Given problem —
Go through the entries below and print each one exactly, leaving out pictures.

Data supplied —
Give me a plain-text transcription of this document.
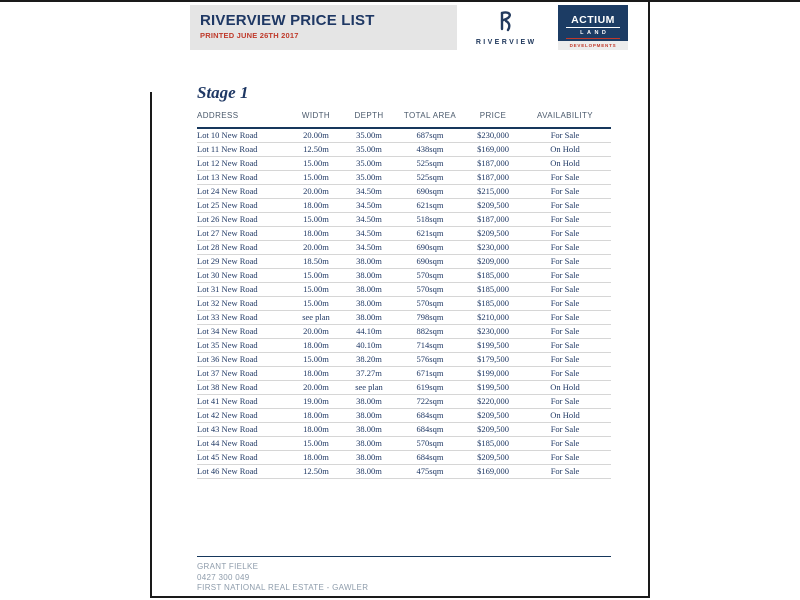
RIVERVIEW PRICE LIST
PRINTED JUNE 26TH 2017
RIVERVIEW
ACTIUM
LAND
DEVELOPMENTS
Stage 1
ADDRESS	WIDTH	DEPTH	TOTAL AREA	PRICE	AVAILABILITY
Lot 10 New Road	20.00m	35.00m	687sqm	$230,000	For Sale
Lot 11 New Road	12.50m	35.00m	438sqm	$169,000	On Hold
Lot 12 New Road	15.00m	35.00m	525sqm	$187,000	On Hold
Lot 13 New Road	15.00m	35.00m	525sqm	$187,000	For Sale
Lot 24 New Road	20.00m	34.50m	690sqm	$215,000	For Sale
Lot 25 New Road	18.00m	34.50m	621sqm	$209,500	For Sale
Lot 26 New Road	15.00m	34.50m	518sqm	$187,000	For Sale
Lot 27 New Road	18.00m	34.50m	621sqm	$209,500	For Sale
Lot 28 New Road	20.00m	34.50m	690sqm	$230,000	For Sale
Lot 29 New Road	18.50m	38.00m	690sqm	$209,000	For Sale
Lot 30 New Road	15.00m	38.00m	570sqm	$185,000	For Sale
Lot 31 New Road	15.00m	38.00m	570sqm	$185,000	For Sale
Lot 32 New Road	15.00m	38.00m	570sqm	$185,000	For Sale
Lot 33 New Road	see plan	38.00m	798sqm	$210,000	For Sale
Lot 34 New Road	20.00m	44.10m	882sqm	$230,000	For Sale
Lot 35 New Road	18.00m	40.10m	714sqm	$199,500	For Sale
Lot 36 New Road	15.00m	38.20m	576sqm	$179,500	For Sale
Lot 37 New Road	18.00m	37.27m	671sqm	$199,000	For Sale
Lot 38 New Road	20.00m	see plan	619sqm	$199,500	On Hold
Lot 41 New Road	19.00m	38.00m	722sqm	$220,000	For Sale
Lot 42 New Road	18.00m	38.00m	684sqm	$209,500	On Hold
Lot 43 New Road	18.00m	38.00m	684sqm	$209,500	For Sale
Lot 44 New Road	15.00m	38.00m	570sqm	$185,000	For Sale
Lot 45 New Road	18.00m	38.00m	684sqm	$209,500	For Sale
Lot 46 New Road	12.50m	38.00m	475sqm	$169,000	For Sale
GRANT FIELKE
0427 300 049
FIRST NATIONAL REAL ESTATE - GAWLER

Written solution —
Give me a plain-text transcription of this document.
RIVERVIEW PRICE LIST
PRINTED JUNE 26TH 2017
RIVERVIEW
ACTIUM
LAND
DEVELOPMENTS
Stage 1
ADDRESS	WIDTH	DEPTH	TOTAL AREA	PRICE	AVAILABILITY
Lot 10 New Road	20.00m	35.00m	687sqm	$230,000	For Sale
Lot 11 New Road	12.50m	35.00m	438sqm	$169,000	On Hold
Lot 12 New Road	15.00m	35.00m	525sqm	$187,000	On Hold
Lot 13 New Road	15.00m	35.00m	525sqm	$187,000	For Sale
Lot 24 New Road	20.00m	34.50m	690sqm	$215,000	For Sale
Lot 25 New Road	18.00m	34.50m	621sqm	$209,500	For Sale
Lot 26 New Road	15.00m	34.50m	518sqm	$187,000	For Sale
Lot 27 New Road	18.00m	34.50m	621sqm	$209,500	For Sale
Lot 28 New Road	20.00m	34.50m	690sqm	$230,000	For Sale
Lot 29 New Road	18.50m	38.00m	690sqm	$209,000	For Sale
Lot 30 New Road	15.00m	38.00m	570sqm	$185,000	For Sale
Lot 31 New Road	15.00m	38.00m	570sqm	$185,000	For Sale
Lot 32 New Road	15.00m	38.00m	570sqm	$185,000	For Sale
Lot 33 New Road	see plan	38.00m	798sqm	$210,000	For Sale
Lot 34 New Road	20.00m	44.10m	882sqm	$230,000	For Sale
Lot 35 New Road	18.00m	40.10m	714sqm	$199,500	For Sale
Lot 36 New Road	15.00m	38.20m	576sqm	$179,500	For Sale
Lot 37 New Road	18.00m	37.27m	671sqm	$199,000	For Sale
Lot 38 New Road	20.00m	see plan	619sqm	$199,500	On Hold
Lot 41 New Road	19.00m	38.00m	722sqm	$220,000	For Sale
Lot 42 New Road	18.00m	38.00m	684sqm	$209,500	On Hold
Lot 43 New Road	18.00m	38.00m	684sqm	$209,500	For Sale
Lot 44 New Road	15.00m	38.00m	570sqm	$185,000	For Sale
Lot 45 New Road	18.00m	38.00m	684sqm	$209,500	For Sale
Lot 46 New Road	12.50m	38.00m	475sqm	$169,000	For Sale
GRANT FIELKE
0427 300 049
FIRST NATIONAL REAL ESTATE - GAWLER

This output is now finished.